***** Extrait choisi
Cela fait des mois maintenant qu’on nous rabâche les oreilles avec cette fichue distanciation sociale pour nous protéger du Covid-19. On nous a ensuite imposé un couvre-feu, on a fermé les bars, les restaurants, les discothèques, les cinémas, les salles de concert et de théâtre, les facs… tous ces lieux propices aux rencontres, aux échanges. Aujourd’hui, les visages que l’on croise sont barrés d’un masque qui empêche de distinguer l’expression, l’émotion. Le virus est venu s’interposer dans la relation au sens large et oblige les célibataires à réinventer le chemin l’un vers l’autre. Le psychiatre et anthropologue Philippe Brenot constate un retour à la parole : « On exprime par des mots ce qu’on ne peut plus exprimer avec des gestes. La rencontre charnelle est différée. Le Covid impose une lenteur. On embrasse moins le premier soir. On attend d’être en confiance. ».
On se voit comment?
Selon les statistiques, 21,4% des rencontres se font sur le lieu de travail mais à présent que les salariés sont priés de télétravailler, ce terrain de jeu est momentanément fermé. L’augmentation de la fréquentation sur les sites de rencontre ne va pas dans le sens de la résignation du côté des célibataires. Meetic enregistre son plus haut taux d’abonnés depuis quatre ans et un accroissement des échanges écrits. Les sites ont su s’adapter en proposant notamment des « tête-à-tête vidéo ». Et puis il y a les frondeurs qui se montrent créatifs : « Le virtuel c’est bien, mais faut pas que ça dure trop longtemps non plus - sourit Sarah, 38 ans, avocate - Au printemps dernier, avec Thomas, on « papotait » sur la plateforme où on était inscrit. On échangeait sur nos préférence en matière de vin. Il m’a proposé qu’on se retrouve devant les bouteilles de Bordeaux du supermarché. On a poursuivi notre conversation dans les rayons. J’ai fini par aller goûter cette bouteille de Pessac-Leognan chez lui. Du coup, pour le deuxième confinement, on a emménagé ensemble. » En version plus romantique que les allées sous néons blancs des supermarchés, le rendez-vous dans un parc ou un jardin public offre un tout autre charme…
Une nouvelle approche
Dans cette ère du tout-distanciel, se rapprocher est presque devenu un acte de rébellion. Pour Enzo, dragueur compulsif, la donne a changé : « C’est devenu trop risqué de multiplier les dates. Je passe plus de temps à tchatter, j’attends d’être vraiment séduit avant de proposer une rencontre. C’est flippant parce qu’on ne peut plus se voir sans avoir, au préalable, demandé si l’autre a déjà été touché par le virus, de quand date son dernier test… Et puis avec le port du masque, draguer dans la rue c’est devenu un sport à haut risque ! Tu sais jamais à quoi t’attendre quand la meuf enlève son masque! »
**********
***** Données extraites
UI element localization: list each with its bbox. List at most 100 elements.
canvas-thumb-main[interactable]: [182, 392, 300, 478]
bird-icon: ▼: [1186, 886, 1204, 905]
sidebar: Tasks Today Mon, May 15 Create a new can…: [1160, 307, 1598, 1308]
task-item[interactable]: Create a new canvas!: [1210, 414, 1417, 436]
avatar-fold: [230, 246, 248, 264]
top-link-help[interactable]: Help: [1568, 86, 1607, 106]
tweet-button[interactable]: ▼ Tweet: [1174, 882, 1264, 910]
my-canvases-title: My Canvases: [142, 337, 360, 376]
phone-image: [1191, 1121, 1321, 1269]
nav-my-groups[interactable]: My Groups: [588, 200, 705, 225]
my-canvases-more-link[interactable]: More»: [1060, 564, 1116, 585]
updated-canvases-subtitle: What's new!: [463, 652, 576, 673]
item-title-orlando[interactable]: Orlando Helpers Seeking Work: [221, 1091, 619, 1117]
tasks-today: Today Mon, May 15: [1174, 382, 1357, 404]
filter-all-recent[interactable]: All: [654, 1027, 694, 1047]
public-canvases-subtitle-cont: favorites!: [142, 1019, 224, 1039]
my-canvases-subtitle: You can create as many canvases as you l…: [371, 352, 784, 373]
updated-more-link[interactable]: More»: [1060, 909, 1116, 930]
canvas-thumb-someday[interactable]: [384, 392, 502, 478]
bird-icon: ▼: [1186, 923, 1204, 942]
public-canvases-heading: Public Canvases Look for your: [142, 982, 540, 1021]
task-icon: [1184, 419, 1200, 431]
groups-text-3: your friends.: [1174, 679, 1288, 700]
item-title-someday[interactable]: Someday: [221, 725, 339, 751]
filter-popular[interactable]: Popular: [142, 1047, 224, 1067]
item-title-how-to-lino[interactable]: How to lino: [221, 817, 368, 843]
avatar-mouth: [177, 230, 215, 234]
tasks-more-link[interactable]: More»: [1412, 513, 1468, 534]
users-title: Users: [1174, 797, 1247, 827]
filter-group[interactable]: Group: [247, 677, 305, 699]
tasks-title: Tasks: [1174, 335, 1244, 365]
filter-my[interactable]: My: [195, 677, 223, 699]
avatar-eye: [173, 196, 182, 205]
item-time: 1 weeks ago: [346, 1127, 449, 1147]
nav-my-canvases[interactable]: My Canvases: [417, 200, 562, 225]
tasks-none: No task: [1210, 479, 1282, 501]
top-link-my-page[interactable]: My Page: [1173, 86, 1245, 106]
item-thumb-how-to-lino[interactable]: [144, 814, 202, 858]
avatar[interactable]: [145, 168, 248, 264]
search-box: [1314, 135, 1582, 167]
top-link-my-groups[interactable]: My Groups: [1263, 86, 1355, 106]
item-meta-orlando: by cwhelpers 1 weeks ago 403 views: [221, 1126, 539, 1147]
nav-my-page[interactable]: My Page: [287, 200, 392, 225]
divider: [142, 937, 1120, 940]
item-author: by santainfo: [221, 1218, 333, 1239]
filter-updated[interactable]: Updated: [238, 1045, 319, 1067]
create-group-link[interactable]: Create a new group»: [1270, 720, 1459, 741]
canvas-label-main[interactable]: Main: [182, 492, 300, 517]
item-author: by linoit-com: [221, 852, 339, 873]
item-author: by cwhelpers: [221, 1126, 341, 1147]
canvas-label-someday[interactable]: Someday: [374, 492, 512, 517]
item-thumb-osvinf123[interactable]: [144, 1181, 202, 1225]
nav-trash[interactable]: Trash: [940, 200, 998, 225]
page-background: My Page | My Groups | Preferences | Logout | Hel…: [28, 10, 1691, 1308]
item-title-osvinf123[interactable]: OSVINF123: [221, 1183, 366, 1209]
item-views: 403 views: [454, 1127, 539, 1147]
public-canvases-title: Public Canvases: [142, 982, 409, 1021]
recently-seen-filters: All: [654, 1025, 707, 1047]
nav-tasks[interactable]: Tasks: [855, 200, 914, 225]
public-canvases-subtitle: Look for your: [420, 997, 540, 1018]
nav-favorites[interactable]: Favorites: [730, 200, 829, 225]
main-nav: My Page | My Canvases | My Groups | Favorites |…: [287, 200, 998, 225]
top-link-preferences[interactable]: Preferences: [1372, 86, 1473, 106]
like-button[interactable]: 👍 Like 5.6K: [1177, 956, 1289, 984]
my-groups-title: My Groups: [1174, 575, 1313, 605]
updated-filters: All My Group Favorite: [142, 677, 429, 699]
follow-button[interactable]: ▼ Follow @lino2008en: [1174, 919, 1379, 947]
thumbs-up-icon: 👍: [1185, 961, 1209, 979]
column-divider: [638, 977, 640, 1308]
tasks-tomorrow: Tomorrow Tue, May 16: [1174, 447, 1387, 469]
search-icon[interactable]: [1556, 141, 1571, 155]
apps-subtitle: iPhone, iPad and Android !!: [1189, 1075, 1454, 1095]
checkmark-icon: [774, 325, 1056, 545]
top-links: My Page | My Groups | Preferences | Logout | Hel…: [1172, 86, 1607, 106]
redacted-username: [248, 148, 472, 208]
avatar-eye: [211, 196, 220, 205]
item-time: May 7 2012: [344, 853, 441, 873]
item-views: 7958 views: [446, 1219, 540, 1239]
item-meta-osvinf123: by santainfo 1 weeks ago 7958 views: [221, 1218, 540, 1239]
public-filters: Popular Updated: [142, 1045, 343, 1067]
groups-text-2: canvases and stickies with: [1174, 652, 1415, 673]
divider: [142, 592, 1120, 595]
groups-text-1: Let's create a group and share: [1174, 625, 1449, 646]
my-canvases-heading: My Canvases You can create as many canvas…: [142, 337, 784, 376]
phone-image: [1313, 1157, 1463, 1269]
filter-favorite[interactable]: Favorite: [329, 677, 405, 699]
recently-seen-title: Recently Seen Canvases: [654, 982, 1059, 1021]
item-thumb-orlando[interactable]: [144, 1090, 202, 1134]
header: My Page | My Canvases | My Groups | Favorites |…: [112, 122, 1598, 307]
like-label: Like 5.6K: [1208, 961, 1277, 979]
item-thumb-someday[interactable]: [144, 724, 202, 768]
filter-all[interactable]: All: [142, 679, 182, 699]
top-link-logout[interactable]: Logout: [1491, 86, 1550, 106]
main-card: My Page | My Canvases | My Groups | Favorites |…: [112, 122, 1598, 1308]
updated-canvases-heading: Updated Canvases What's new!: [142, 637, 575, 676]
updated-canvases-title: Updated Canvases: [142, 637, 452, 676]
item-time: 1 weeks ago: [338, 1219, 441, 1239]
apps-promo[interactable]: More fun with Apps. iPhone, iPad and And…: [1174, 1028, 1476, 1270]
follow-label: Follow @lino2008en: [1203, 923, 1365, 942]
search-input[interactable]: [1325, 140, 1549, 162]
**********
- Consigne A
Recopiez mot pour mot le passage de l'article sur les rencontres amoureuses au temps du Covid qui commence à « Cela fait des » et se termine à « se voit comment? ».
- Consigne B
Rédigez la suite de l'article sur les rencontres amoureuses au temps du Covid, à partir de l'endroit où il s'arrête.

- Réponse rédigée A
Cela fait des mois maintenant qu’on nous rabâche les oreilles avec cette fichue distanciation sociale pour nous protéger du Covid-19. On nous a ensuite imposé un couvre-feu, on a fermé les bars, les restaurants, les discothèques, les cinémas, les salles de concert et de théâtre, les facs… tous ces lieux propices aux rencontres, aux échanges. Aujourd’hui, les visages que l’on croise sont barrés d’un masque qui empêche de distinguer l’expression, l’émotion. Le virus est venu s’interposer dans la relation au sens large et oblige les célibataires à réinventer le chemin l’un vers l’autre. Le psychiatre et anthropologue Philippe Brenot constate un retour à la parole : « On exprime par des mots ce qu’on ne peut plus exprimer avec des gestes. La rencontre charnelle est différée. Le Covid impose une lenteur. On embrasse moins le premier soir. On attend d’être en confiance. ».
On se voit comment?

- Réponse rédigée B
Selon une enquête menée fin novembre par Odoxa-Dentsu pour Franceinfo et Le Figaro, réalisée à partir de l’analyse de milliers de messages sur les réseaux sociaux, le thème du « célibat, de la difficulté de trouver l’âme sœur en confinement et des relations sexuelles impossibles » est l’un des deux sujets de préoccupations majeurs des 15-30 ans, avec la restriction des libertés quotidiennes. « Plus ils sont jeunes, plus le sentiment de passer à côté de leurs belles années insouciantes est manifeste », indique l’étude.
Réinventer la rencontre
Cette crise sanitaire ouvre la page d’un nouveau dialogue entre célibataires, moins centrée sur la consommation charnelle et davantage ouverte au dialogue. En-dehors des sites de rencontre, les jeux en ligne bénéficient d’un regain d’intérêt, en ces temps troublés. Certains proposent de disputer des parties avec tchat intégré. Sur Among Us ou encore Plato, on peut échanger ses impressions sur le jeu, se vanner, tester l’autre et poursuivre la conversation sur messagerie privée.